The problem: Extract each line of the material that follows exactly and omit its pictures.

__________________________________________________

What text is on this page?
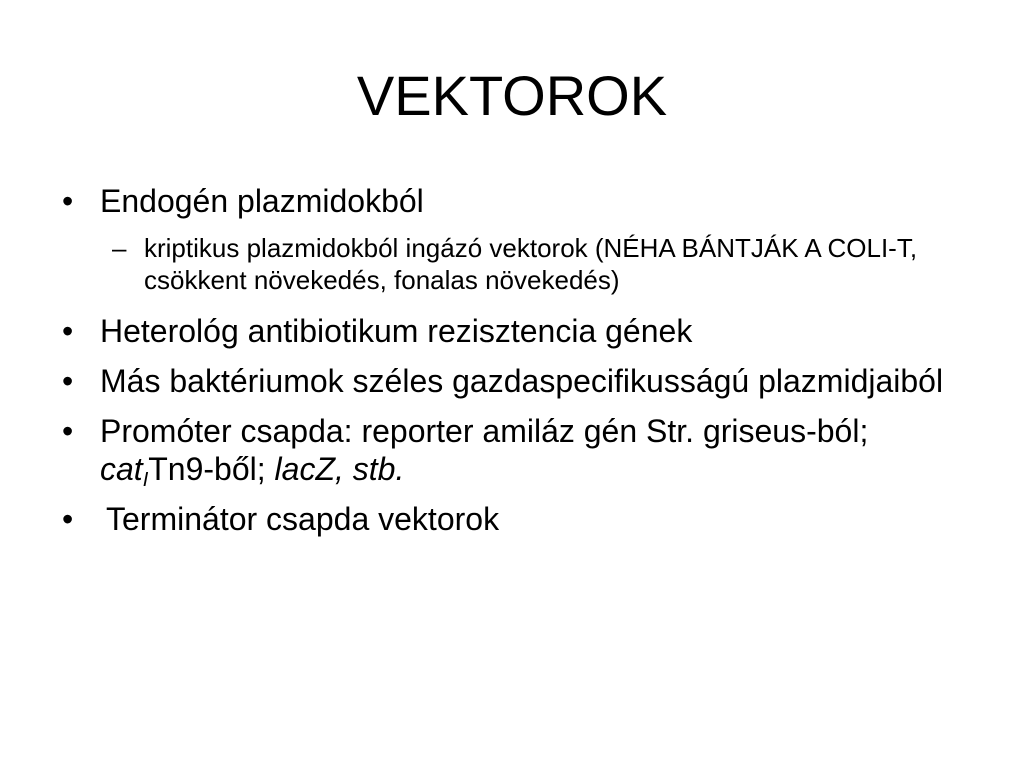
VEKTOROK
• Endogén plazmidokból
– kriptikus plazmidokból ingázó vektorok (NÉHA BÁNTJÁK A COLI-T, csökkent növekedés, fonalas növekedés)
• Heterológ antibiotikum rezisztencia gének
• Más baktériumok széles gazdaspecifikusságú plazmidjaiból
• Promóter csapda: reporter amiláz gén Str. griseus-ból; cat$_I$Tn9-ből; lacZ, stb.
•	Terminátor csapda vektorok
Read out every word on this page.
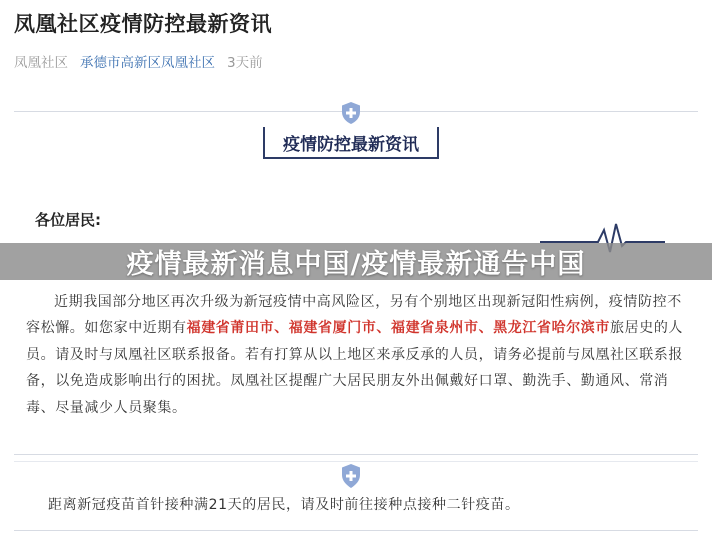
凤凰社区疫情防控最新资讯
凤凰社区 承德市高新区凤凰社区 3天前
疫情防控最新资讯
各位居民:
疫情最新消息中国/疫情最新通告中国

近期我国部分地区再次升级为新冠疫情中高风险区，另有个别地区出现新冠阳性病例，疫情防控不容松懈。如您家中近期有福建省莆田市、福建省厦门市、福建省泉州市、黑龙江省哈尔滨市旅居史的人员。请及时与凤凰社区联系报备。若有打算从以上地区来承反承的人员，请务必提前与凤凰社区联系报备，以免造成影响出行的困扰。凤凰社区提醒广大居民朋友外出佩戴好口罩、勤洗手、勤通风、常消毒、尽量减少人员聚集。

距离新冠疫苗首针接种满21天的居民，请及时前往接种点接种二针疫苗。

__________________________________________________

Written solution:
What text is on this page?
VEKTOROK
• Endogén plazmidokból
– kriptikus plazmidokból ingázó vektorok (NÉHA BÁNTJÁK A COLI-T, csökkent növekedés, fonalas növekedés)
• Heterológ antibiotikum rezisztencia gének
• Más baktériumok széles gazdaspecifikusságú plazmidjaiból
• Promóter csapda: reporter amiláz gén Str. griseus-ból; cat$_I$Tn9-ből; lacZ, stb.
•	Terminátor csapda vektorok
Read out every word on this page.
凤凰社区疫情防控最新资讯
凤凰社区 承德市高新区凤凰社区 3天前
疫情防控最新资讯
各位居民:
疫情最新消息中国/疫情最新通告中国

近期我国部分地区再次升级为新冠疫情中高风险区，另有个别地区出现新冠阳性病例，疫情防控不容松懈。如您家中近期有福建省莆田市、福建省厦门市、福建省泉州市、黑龙江省哈尔滨市旅居史的人员。请及时与凤凰社区联系报备。若有打算从以上地区来承反承的人员，请务必提前与凤凰社区联系报备，以免造成影响出行的困扰。凤凰社区提醒广大居民朋友外出佩戴好口罩、勤洗手、勤通风、常消毒、尽量减少人员聚集。

距离新冠疫苗首针接种满21天的居民，请及时前往接种点接种二针疫苗。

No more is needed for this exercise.